--- DATA FOR THE TASK ---

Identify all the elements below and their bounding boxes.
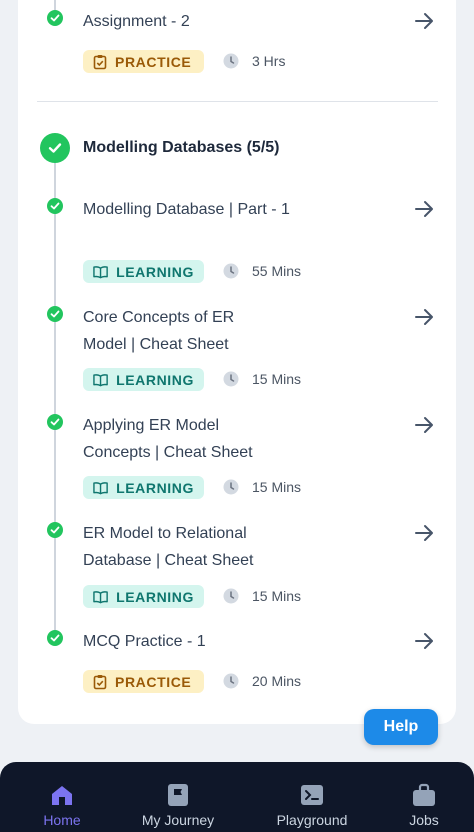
badge-label: PRACTICE <box>115 673 192 690</box>
open-book-icon <box>93 265 108 278</box>
arrow-right-icon[interactable] <box>412 521 436 545</box>
duration-text: 3 Hrs <box>252 53 286 69</box>
help-button[interactable]: Help <box>364 709 438 745</box>
clock-icon <box>223 479 239 495</box>
nav-item-home[interactable]: Home <box>12 762 112 832</box>
duration-text: 20 Mins <box>252 673 302 689</box>
badge-label: LEARNING <box>116 263 194 280</box>
arrow-right-icon[interactable] <box>412 629 436 653</box>
arrow-right-icon[interactable] <box>412 413 436 437</box>
arrow-right-icon[interactable] <box>412 197 436 221</box>
completed-check-icon <box>47 10 63 26</box>
item-title-applying-er-model[interactable]: Applying ER Model Concepts | Cheat Sheet <box>83 412 283 466</box>
badge-label: LEARNING <box>116 479 194 496</box>
terminal-icon <box>301 785 323 805</box>
completed-check-icon <box>47 306 63 322</box>
item-title-mcq-practice-1[interactable]: MCQ Practice - 1 <box>83 628 313 655</box>
journey-flag-icon <box>168 784 188 806</box>
duration-text: 15 Mins <box>252 371 302 387</box>
completed-check-icon <box>47 414 63 430</box>
item-title-modelling-database-part-1[interactable]: Modelling Database | Part - 1 <box>83 196 298 223</box>
open-book-icon <box>93 590 108 603</box>
nav-label: Home <box>43 812 81 828</box>
nav-item-playground[interactable]: Playground <box>262 762 362 832</box>
item-title-core-concepts-er-model[interactable]: Core Concepts of ER Model | Cheat Sheet <box>83 304 273 358</box>
clipboard-check-icon <box>93 54 107 69</box>
learning-badge: LEARNING <box>83 368 204 391</box>
section-title[interactable]: Modelling Databases (5/5) <box>83 139 280 157</box>
briefcase-icon <box>413 783 435 806</box>
learning-badge: LEARNING <box>83 585 204 608</box>
open-book-icon <box>93 373 108 386</box>
home-icon <box>52 786 72 805</box>
duration-text: 15 Mins <box>252 588 302 604</box>
clipboard-check-icon <box>93 674 107 689</box>
nav-label: My Journey <box>141 812 215 828</box>
nav-label: Jobs <box>409 812 439 828</box>
clock-icon <box>223 371 239 387</box>
section-completed-icon <box>40 133 70 163</box>
course-content-card <box>18 0 456 724</box>
timeline-line <box>54 163 56 633</box>
badge-label: LEARNING <box>116 588 194 605</box>
completed-check-icon <box>47 198 63 214</box>
learning-badge: LEARNING <box>83 476 204 499</box>
badge-label: LEARNING <box>116 371 194 388</box>
learning-badge: LEARNING <box>83 260 204 283</box>
open-book-icon <box>93 481 108 494</box>
clock-icon <box>223 263 239 279</box>
nav-label: Playground <box>276 812 348 828</box>
duration-text: 15 Mins <box>252 479 302 495</box>
item-title-assignment-2[interactable]: Assignment - 2 <box>83 8 313 35</box>
nav-item-my-journey[interactable]: My Journey <box>128 762 228 832</box>
practice-badge: PRACTICE <box>83 670 204 693</box>
section-divider <box>37 101 438 102</box>
duration-text: 55 Mins <box>252 263 302 279</box>
completed-check-icon <box>47 630 63 646</box>
item-title-er-model-to-relational[interactable]: ER Model to Relational Database | Cheat … <box>83 520 283 574</box>
clock-icon <box>223 588 239 604</box>
clock-icon <box>223 53 239 69</box>
completed-check-icon <box>47 522 63 538</box>
clock-icon <box>223 673 239 689</box>
arrow-right-icon[interactable] <box>412 305 436 329</box>
bottom-nav-bar: Home My Journey Playground Jobs <box>0 762 474 832</box>
arrow-right-icon[interactable] <box>412 9 436 33</box>
badge-label: PRACTICE <box>115 53 192 70</box>
practice-badge: PRACTICE <box>83 50 204 73</box>
nav-item-jobs[interactable]: Jobs <box>374 762 474 832</box>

---

• GIVEN REQUEST: Quote every line of the items above word for word, leaving out the pictures.

• EXERCISE RESPONSE:
Identify all the elements below and their bounding boxes.
badge-label: PRACTICE <box>115 673 192 690</box>
open-book-icon <box>93 265 108 278</box>
arrow-right-icon[interactable] <box>412 521 436 545</box>
duration-text: 3 Hrs <box>252 53 286 69</box>
help-button[interactable]: Help <box>364 709 438 745</box>
clock-icon <box>223 479 239 495</box>
nav-item-home[interactable]: Home <box>12 762 112 832</box>
duration-text: 20 Mins <box>252 673 302 689</box>
badge-label: LEARNING <box>116 263 194 280</box>
arrow-right-icon[interactable] <box>412 629 436 653</box>
arrow-right-icon[interactable] <box>412 413 436 437</box>
arrow-right-icon[interactable] <box>412 197 436 221</box>
completed-check-icon <box>47 10 63 26</box>
item-title-applying-er-model[interactable]: Applying ER Model Concepts | Cheat Sheet <box>83 412 283 466</box>
badge-label: LEARNING <box>116 479 194 496</box>
terminal-icon <box>301 785 323 805</box>
completed-check-icon <box>47 306 63 322</box>
item-title-mcq-practice-1[interactable]: MCQ Practice - 1 <box>83 628 313 655</box>
journey-flag-icon <box>168 784 188 806</box>
duration-text: 15 Mins <box>252 371 302 387</box>
completed-check-icon <box>47 414 63 430</box>
item-title-modelling-database-part-1[interactable]: Modelling Database | Part - 1 <box>83 196 298 223</box>
open-book-icon <box>93 590 108 603</box>
nav-label: Home <box>43 812 81 828</box>
nav-item-playground[interactable]: Playground <box>262 762 362 832</box>
item-title-core-concepts-er-model[interactable]: Core Concepts of ER Model | Cheat Sheet <box>83 304 273 358</box>
clipboard-check-icon <box>93 54 107 69</box>
learning-badge: LEARNING <box>83 368 204 391</box>
section-title[interactable]: Modelling Databases (5/5) <box>83 139 280 157</box>
briefcase-icon <box>413 783 435 806</box>
learning-badge: LEARNING <box>83 585 204 608</box>
open-book-icon <box>93 373 108 386</box>
home-icon <box>52 786 72 805</box>
duration-text: 15 Mins <box>252 588 302 604</box>
clipboard-check-icon <box>93 674 107 689</box>
nav-label: My Journey <box>141 812 215 828</box>
nav-label: Jobs <box>409 812 439 828</box>
clock-icon <box>223 371 239 387</box>
section-completed-icon <box>40 133 70 163</box>
course-content-card <box>18 0 456 724</box>
timeline-line <box>54 163 56 633</box>
badge-label: LEARNING <box>116 588 194 605</box>
completed-check-icon <box>47 198 63 214</box>
learning-badge: LEARNING <box>83 476 204 499</box>
badge-label: LEARNING <box>116 371 194 388</box>
learning-badge: LEARNING <box>83 260 204 283</box>
open-book-icon <box>93 481 108 494</box>
clock-icon <box>223 263 239 279</box>
nav-label: Playground <box>276 812 348 828</box>
duration-text: 15 Mins <box>252 479 302 495</box>
item-title-assignment-2[interactable]: Assignment - 2 <box>83 8 313 35</box>
nav-item-my-journey[interactable]: My Journey <box>128 762 228 832</box>
practice-badge: PRACTICE <box>83 670 204 693</box>
section-divider <box>37 101 438 102</box>
duration-text: 55 Mins <box>252 263 302 279</box>
completed-check-icon <box>47 630 63 646</box>
item-title-er-model-to-relational[interactable]: ER Model to Relational Database | Cheat … <box>83 520 283 574</box>
clock-icon <box>223 588 239 604</box>
clock-icon <box>223 53 239 69</box>
completed-check-icon <box>47 522 63 538</box>
clock-icon <box>223 673 239 689</box>
arrow-right-icon[interactable] <box>412 305 436 329</box>
bottom-nav-bar: Home My Journey Playground Jobs <box>0 762 474 832</box>
arrow-right-icon[interactable] <box>412 9 436 33</box>
badge-label: PRACTICE <box>115 53 192 70</box>
practice-badge: PRACTICE <box>83 50 204 73</box>
nav-item-jobs[interactable]: Jobs <box>374 762 474 832</box>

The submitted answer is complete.